(Short problem): Take the material and output all of it exactly.

[Excerpts from a figure dataset]
** BEGIN **

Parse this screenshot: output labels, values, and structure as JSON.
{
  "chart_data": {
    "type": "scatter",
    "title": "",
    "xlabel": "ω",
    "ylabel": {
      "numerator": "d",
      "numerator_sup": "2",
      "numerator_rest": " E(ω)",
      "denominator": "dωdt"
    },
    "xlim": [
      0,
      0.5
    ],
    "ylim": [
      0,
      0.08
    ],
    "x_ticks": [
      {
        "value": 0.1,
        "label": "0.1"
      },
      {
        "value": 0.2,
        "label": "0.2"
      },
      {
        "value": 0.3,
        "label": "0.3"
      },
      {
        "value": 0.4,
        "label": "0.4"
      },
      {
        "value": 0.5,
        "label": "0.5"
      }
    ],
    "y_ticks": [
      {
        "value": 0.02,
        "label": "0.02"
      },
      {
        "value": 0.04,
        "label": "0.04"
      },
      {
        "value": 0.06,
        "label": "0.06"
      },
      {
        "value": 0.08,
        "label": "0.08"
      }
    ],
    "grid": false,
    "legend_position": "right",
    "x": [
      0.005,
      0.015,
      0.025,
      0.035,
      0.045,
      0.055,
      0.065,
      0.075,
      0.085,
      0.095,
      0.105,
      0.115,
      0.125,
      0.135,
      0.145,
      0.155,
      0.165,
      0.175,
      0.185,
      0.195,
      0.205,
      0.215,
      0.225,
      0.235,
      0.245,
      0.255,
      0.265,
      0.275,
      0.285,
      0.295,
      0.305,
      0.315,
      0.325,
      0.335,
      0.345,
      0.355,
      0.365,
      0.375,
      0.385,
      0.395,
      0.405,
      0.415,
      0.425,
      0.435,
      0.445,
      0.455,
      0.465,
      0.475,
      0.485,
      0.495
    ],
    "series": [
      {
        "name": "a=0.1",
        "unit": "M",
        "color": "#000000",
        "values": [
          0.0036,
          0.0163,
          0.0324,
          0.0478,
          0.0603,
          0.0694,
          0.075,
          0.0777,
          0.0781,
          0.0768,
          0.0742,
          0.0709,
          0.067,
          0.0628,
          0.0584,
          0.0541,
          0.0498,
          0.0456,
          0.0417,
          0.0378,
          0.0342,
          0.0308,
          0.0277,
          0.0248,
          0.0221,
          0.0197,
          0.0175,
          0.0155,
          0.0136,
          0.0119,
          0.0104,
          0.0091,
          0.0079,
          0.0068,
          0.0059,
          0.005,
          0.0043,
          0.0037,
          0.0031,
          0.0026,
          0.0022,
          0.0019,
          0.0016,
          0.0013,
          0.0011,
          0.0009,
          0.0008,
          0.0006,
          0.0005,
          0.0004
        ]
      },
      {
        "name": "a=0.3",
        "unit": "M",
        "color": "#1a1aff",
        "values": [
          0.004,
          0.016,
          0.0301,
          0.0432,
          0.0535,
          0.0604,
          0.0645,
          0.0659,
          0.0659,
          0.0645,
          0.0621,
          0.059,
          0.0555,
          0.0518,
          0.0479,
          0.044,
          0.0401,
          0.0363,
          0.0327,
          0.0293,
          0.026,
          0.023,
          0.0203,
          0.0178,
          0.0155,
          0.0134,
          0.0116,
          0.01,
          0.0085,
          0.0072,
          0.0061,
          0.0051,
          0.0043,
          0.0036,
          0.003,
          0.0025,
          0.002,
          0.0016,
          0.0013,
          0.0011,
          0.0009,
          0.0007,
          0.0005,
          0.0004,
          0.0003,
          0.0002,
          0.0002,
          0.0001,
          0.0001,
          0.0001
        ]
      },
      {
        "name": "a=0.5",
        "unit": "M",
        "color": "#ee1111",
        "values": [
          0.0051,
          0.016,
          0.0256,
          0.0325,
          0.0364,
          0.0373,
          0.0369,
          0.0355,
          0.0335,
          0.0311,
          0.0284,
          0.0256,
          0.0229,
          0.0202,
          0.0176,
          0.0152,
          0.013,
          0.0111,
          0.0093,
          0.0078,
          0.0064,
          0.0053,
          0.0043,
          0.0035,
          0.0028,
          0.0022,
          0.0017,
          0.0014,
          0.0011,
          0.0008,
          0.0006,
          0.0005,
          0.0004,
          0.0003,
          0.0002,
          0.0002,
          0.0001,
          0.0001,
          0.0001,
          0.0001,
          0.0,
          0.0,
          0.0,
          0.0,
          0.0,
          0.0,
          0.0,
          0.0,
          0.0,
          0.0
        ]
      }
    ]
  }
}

** END **

(Task output):
Parse this screenshot: output labels, values, and structure as JSON.
{
  "chart_data": {
    "type": "scatter",
    "title": "",
    "xlabel": "ω",
    "ylabel": {
      "numerator": "d",
      "numerator_sup": "2",
      "numerator_rest": " E(ω)",
      "denominator": "dωdt"
    },
    "xlim": [
      0,
      0.5
    ],
    "ylim": [
      0,
      0.08
    ],
    "x_ticks": [
      {
        "value": 0.1,
        "label": "0.1"
      },
      {
        "value": 0.2,
        "label": "0.2"
      },
      {
        "value": 0.3,
        "label": "0.3"
      },
      {
        "value": 0.4,
        "label": "0.4"
      },
      {
        "value": 0.5,
        "label": "0.5"
      }
    ],
    "y_ticks": [
      {
        "value": 0.02,
        "label": "0.02"
      },
      {
        "value": 0.04,
        "label": "0.04"
      },
      {
        "value": 0.06,
        "label": "0.06"
      },
      {
        "value": 0.08,
        "label": "0.08"
      }
    ],
    "grid": false,
    "legend_position": "right",
    "x": [
      0.005,
      0.015,
      0.025,
      0.035,
      0.045,
      0.055,
      0.065,
      0.075,
      0.085,
      0.095,
      0.105,
      0.115,
      0.125,
      0.135,
      0.145,
      0.155,
      0.165,
      0.175,
      0.185,
      0.195,
      0.205,
      0.215,
      0.225,
      0.235,
      0.245,
      0.255,
      0.265,
      0.275,
      0.285,
      0.295,
      0.305,
      0.315,
      0.325,
      0.335,
      0.345,
      0.355,
      0.365,
      0.375,
      0.385,
      0.395,
      0.405,
      0.415,
      0.425,
      0.435,
      0.445,
      0.455,
      0.465,
      0.475,
      0.485,
      0.495
    ],
    "series": [
      {
        "name": "a=0.1",
        "unit": "M",
        "color": "#000000",
        "values": [
          0.0036,
          0.0163,
          0.0324,
          0.0478,
          0.0603,
          0.0694,
          0.075,
          0.0777,
          0.0781,
          0.0768,
          0.0742,
          0.0709,
          0.067,
          0.0628,
          0.0584,
          0.0541,
          0.0498,
          0.0456,
          0.0417,
          0.0378,
          0.0342,
          0.0308,
          0.0277,
          0.0248,
          0.0221,
          0.0197,
          0.0175,
          0.0155,
          0.0136,
          0.0119,
          0.0104,
          0.0091,
          0.0079,
          0.0068,
          0.0059,
          0.005,
          0.0043,
          0.0037,
          0.0031,
          0.0026,
          0.0022,
          0.0019,
          0.0016,
          0.0013,
          0.0011,
          0.0009,
          0.0008,
          0.0006,
          0.0005,
          0.0004
        ]
      },
      {
        "name": "a=0.3",
        "unit": "M",
        "color": "#1a1aff",
        "values": [
          0.004,
          0.016,
          0.0301,
          0.0432,
          0.0535,
          0.0604,
          0.0645,
          0.0659,
          0.0659,
          0.0645,
          0.0621,
          0.059,
          0.0555,
          0.0518,
          0.0479,
          0.044,
          0.0401,
          0.0363,
          0.0327,
          0.0293,
          0.026,
          0.023,
          0.0203,
          0.0178,
          0.0155,
          0.0134,
          0.0116,
          0.01,
          0.0085,
          0.0072,
          0.0061,
          0.0051,
          0.0043,
          0.0036,
          0.003,
          0.0025,
          0.002,
          0.0016,
          0.0013,
          0.0011,
          0.0009,
          0.0007,
          0.0005,
          0.0004,
          0.0003,
          0.0002,
          0.0002,
          0.0001,
          0.0001,
          0.0001
        ]
      },
      {
        "name": "a=0.5",
        "unit": "M",
        "color": "#ee1111",
        "values": [
          0.0051,
          0.016,
          0.0256,
          0.0325,
          0.0364,
          0.0373,
          0.0369,
          0.0355,
          0.0335,
          0.0311,
          0.0284,
          0.0256,
          0.0229,
          0.0202,
          0.0176,
          0.0152,
          0.013,
          0.0111,
          0.0093,
          0.0078,
          0.0064,
          0.0053,
          0.0043,
          0.0035,
          0.0028,
          0.0022,
          0.0017,
          0.0014,
          0.0011,
          0.0008,
          0.0006,
          0.0005,
          0.0004,
          0.0003,
          0.0002,
          0.0002,
          0.0001,
          0.0001,
          0.0001,
          0.0001,
          0.0,
          0.0,
          0.0,
          0.0,
          0.0,
          0.0,
          0.0,
          0.0,
          0.0,
          0.0
        ]
      }
    ]
  }
}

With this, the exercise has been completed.